Begin Data for this task

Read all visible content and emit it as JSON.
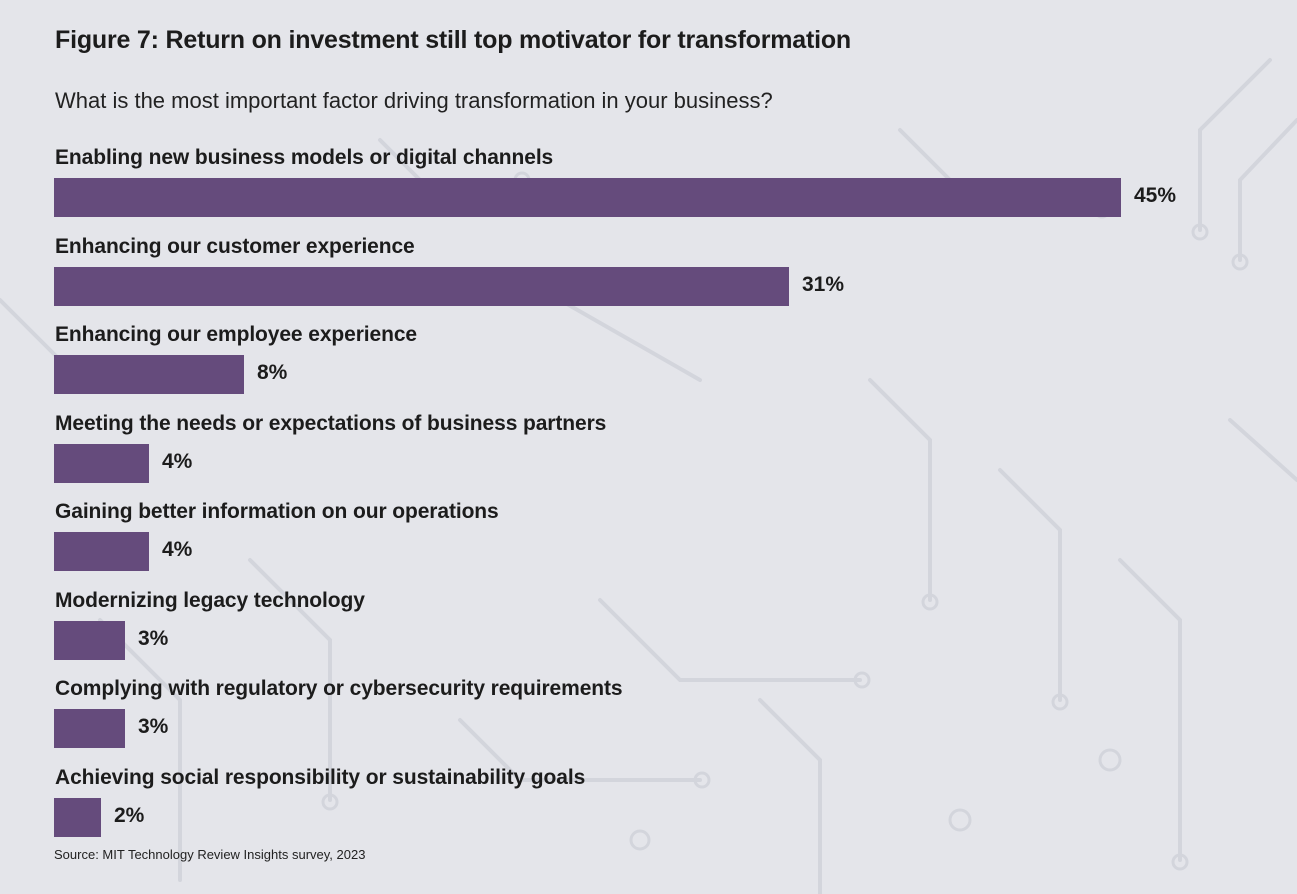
{
  "header": {
    "title": "Figure 7: Return on investment still top motivator for transformation",
    "subtitle": "What is the most important factor driving transformation in your business?"
  },
  "footer": {
    "source": "Source: MIT Technology Review Insights survey, 2023"
  },
  "colors": {
    "bar": "#654b7c",
    "background": "#e4e5ea"
  },
  "chart_data": {
    "type": "bar",
    "orientation": "horizontal",
    "title": "Figure 7: Return on investment still top motivator for transformation",
    "subtitle": "What is the most important factor driving transformation in your business?",
    "categories": [
      "Enabling new business models or digital channels",
      "Enhancing our customer experience",
      "Enhancing our employee experience",
      "Meeting the needs or expectations of business partners",
      "Gaining better information on our operations",
      "Modernizing legacy technology",
      "Complying with regulatory or cybersecurity requirements",
      "Achieving social responsibility or sustainability goals"
    ],
    "values": [
      45,
      31,
      8,
      4,
      4,
      3,
      3,
      2
    ],
    "value_labels": [
      "45%",
      "31%",
      "8%",
      "4%",
      "4%",
      "3%",
      "3%",
      "2%"
    ],
    "unit": "%",
    "xlim": [
      0,
      45
    ],
    "grid": false,
    "legend": "none"
  }
}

End Data for this task

Request: Find all lines holding the string "most" and copy them.

Answer below:
    "subtitle": "What is the most important factor driving transformation in your business?"
    "subtitle": "What is the most important factor driving transformation in your business?",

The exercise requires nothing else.